## RECORD SET
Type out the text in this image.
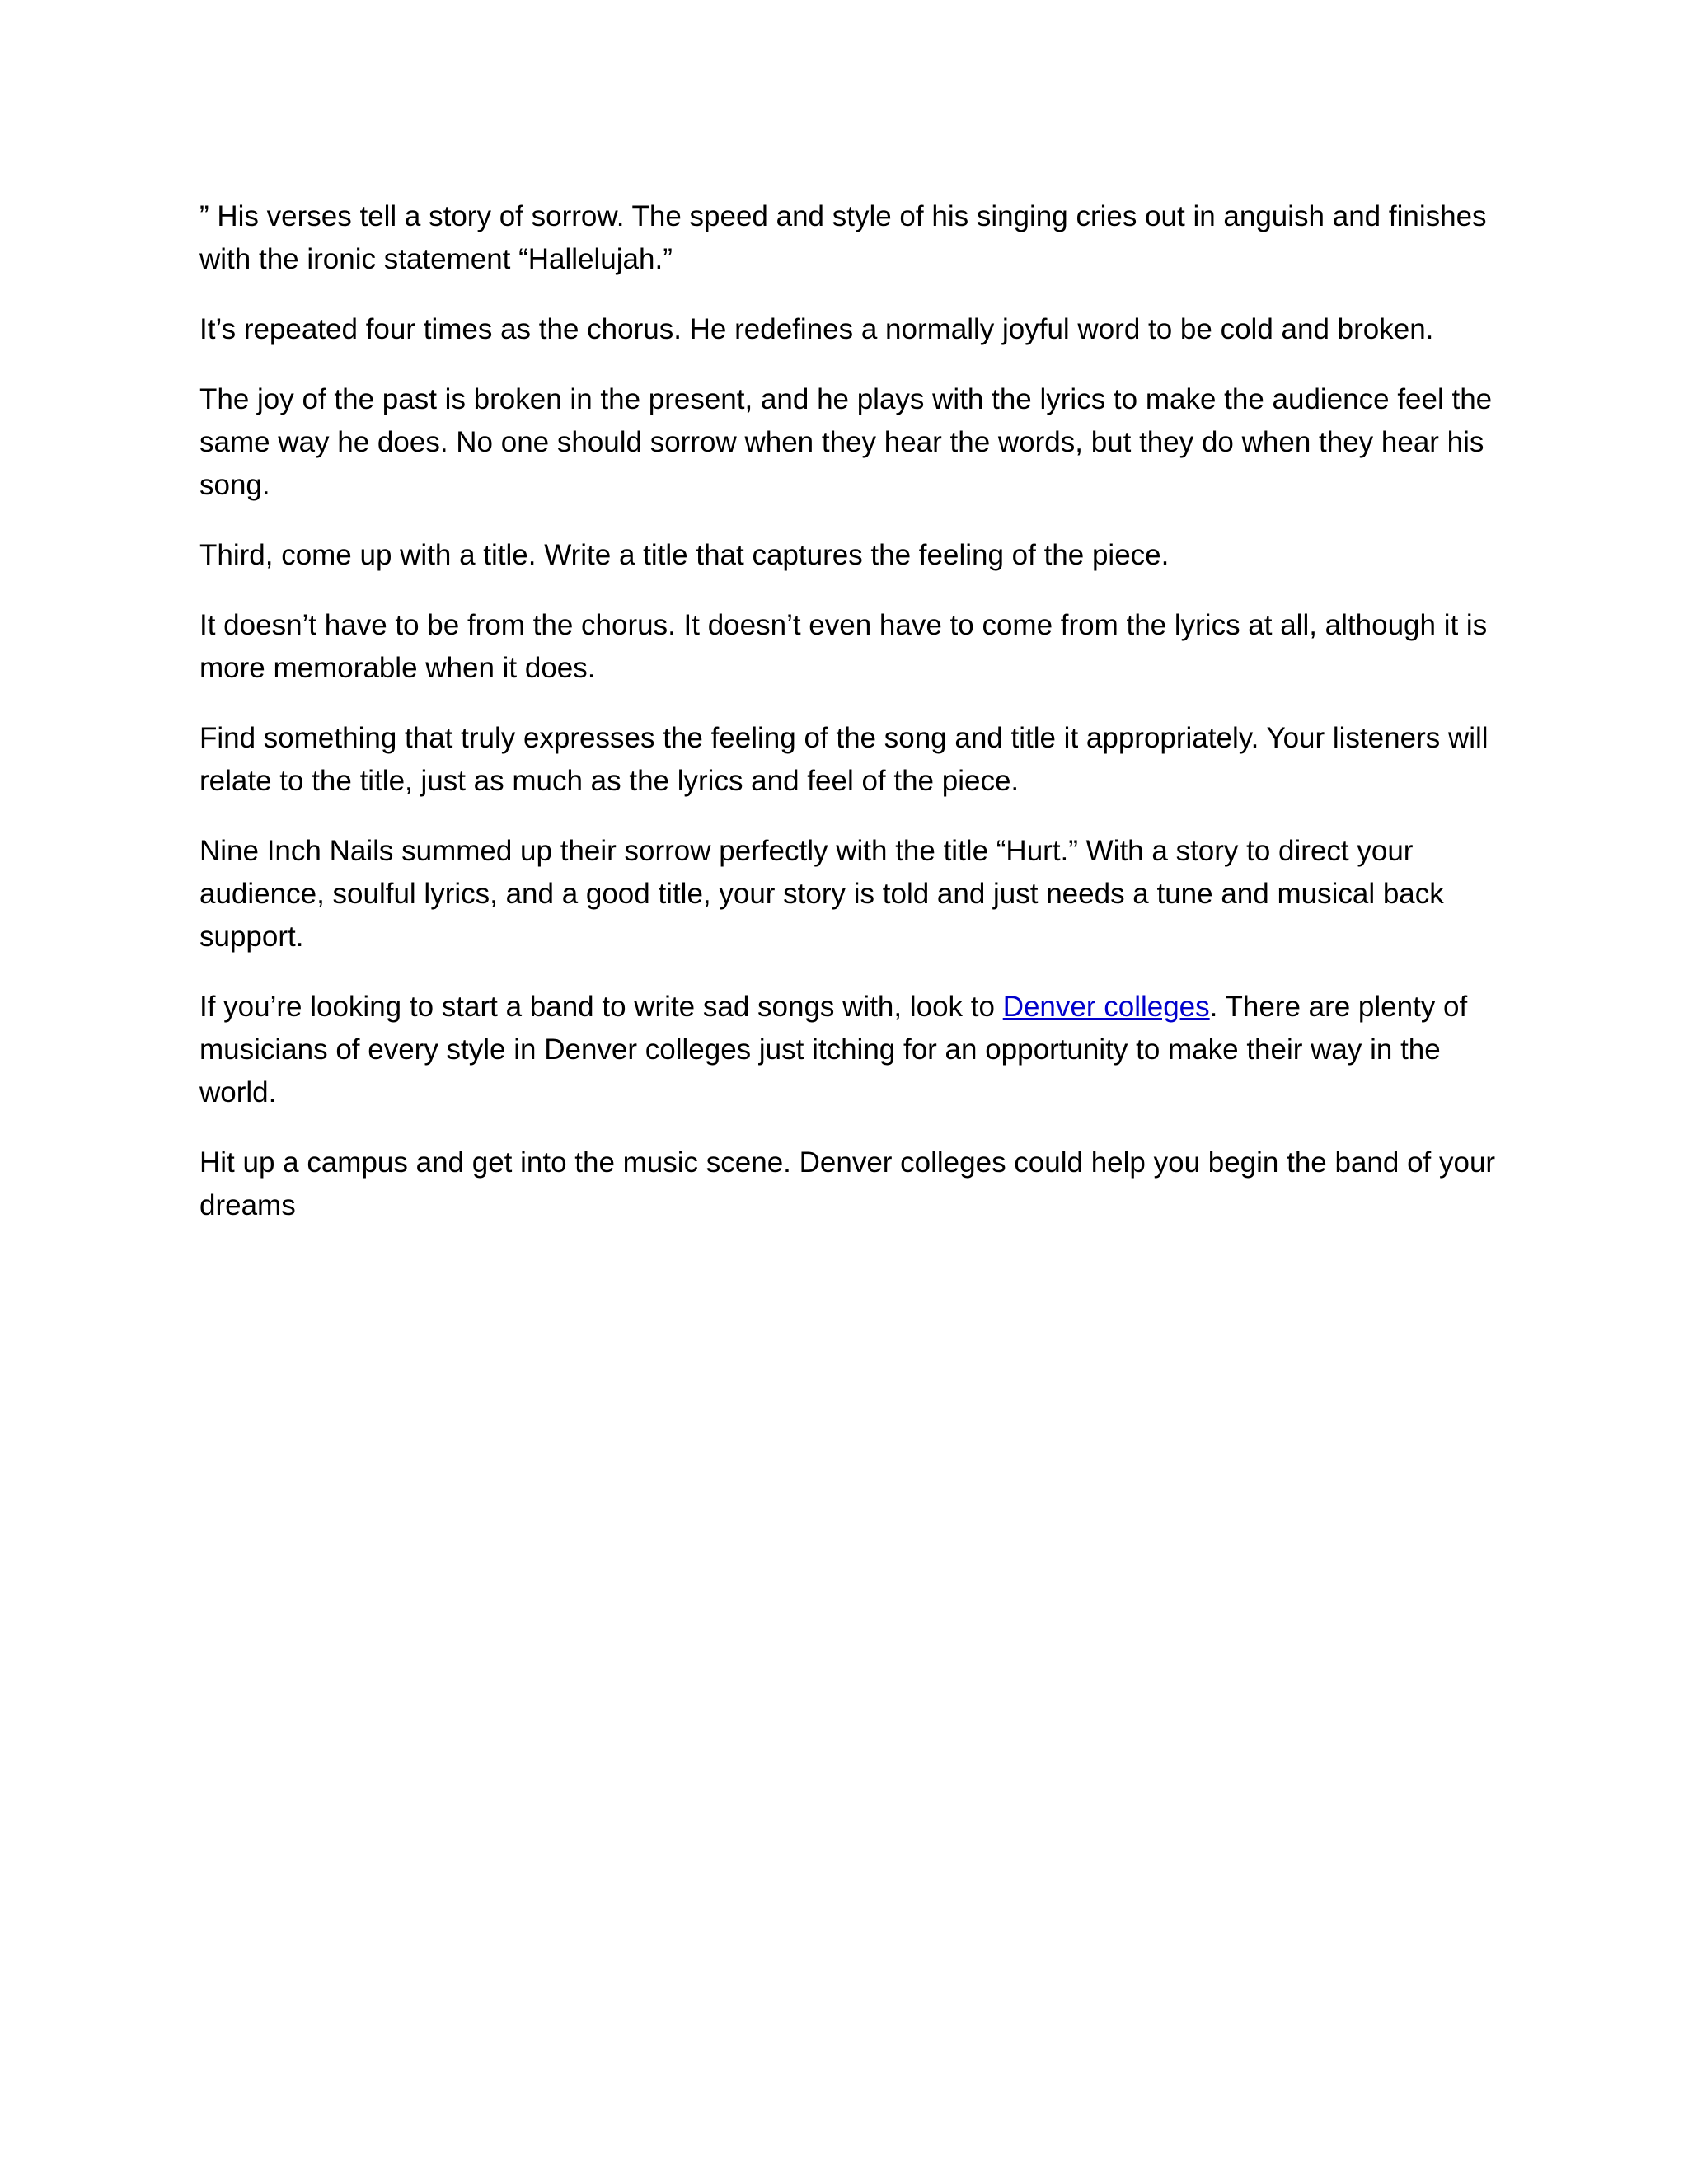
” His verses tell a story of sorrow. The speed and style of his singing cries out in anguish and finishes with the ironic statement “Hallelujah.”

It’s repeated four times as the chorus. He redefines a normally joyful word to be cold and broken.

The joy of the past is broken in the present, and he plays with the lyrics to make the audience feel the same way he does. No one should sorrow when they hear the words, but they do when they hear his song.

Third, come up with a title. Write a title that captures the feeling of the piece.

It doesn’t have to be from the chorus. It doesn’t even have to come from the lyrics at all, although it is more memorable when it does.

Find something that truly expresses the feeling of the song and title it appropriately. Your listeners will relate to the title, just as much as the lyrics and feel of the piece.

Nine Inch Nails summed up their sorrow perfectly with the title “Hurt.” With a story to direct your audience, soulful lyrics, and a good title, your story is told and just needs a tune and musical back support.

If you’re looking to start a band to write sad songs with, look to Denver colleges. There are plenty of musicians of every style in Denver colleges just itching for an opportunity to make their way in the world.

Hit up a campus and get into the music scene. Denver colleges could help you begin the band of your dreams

## INSTRUCTIONS FOR THE TASK
Find each line holding the string "come" and copy it out.

## FULL RESPONSE
Third, come up with a title. Write a title that captures the feeling of the piece.
It doesn’t have to be from the chorus. It doesn’t even have to come from the lyrics at all, although it is more memorable when it does.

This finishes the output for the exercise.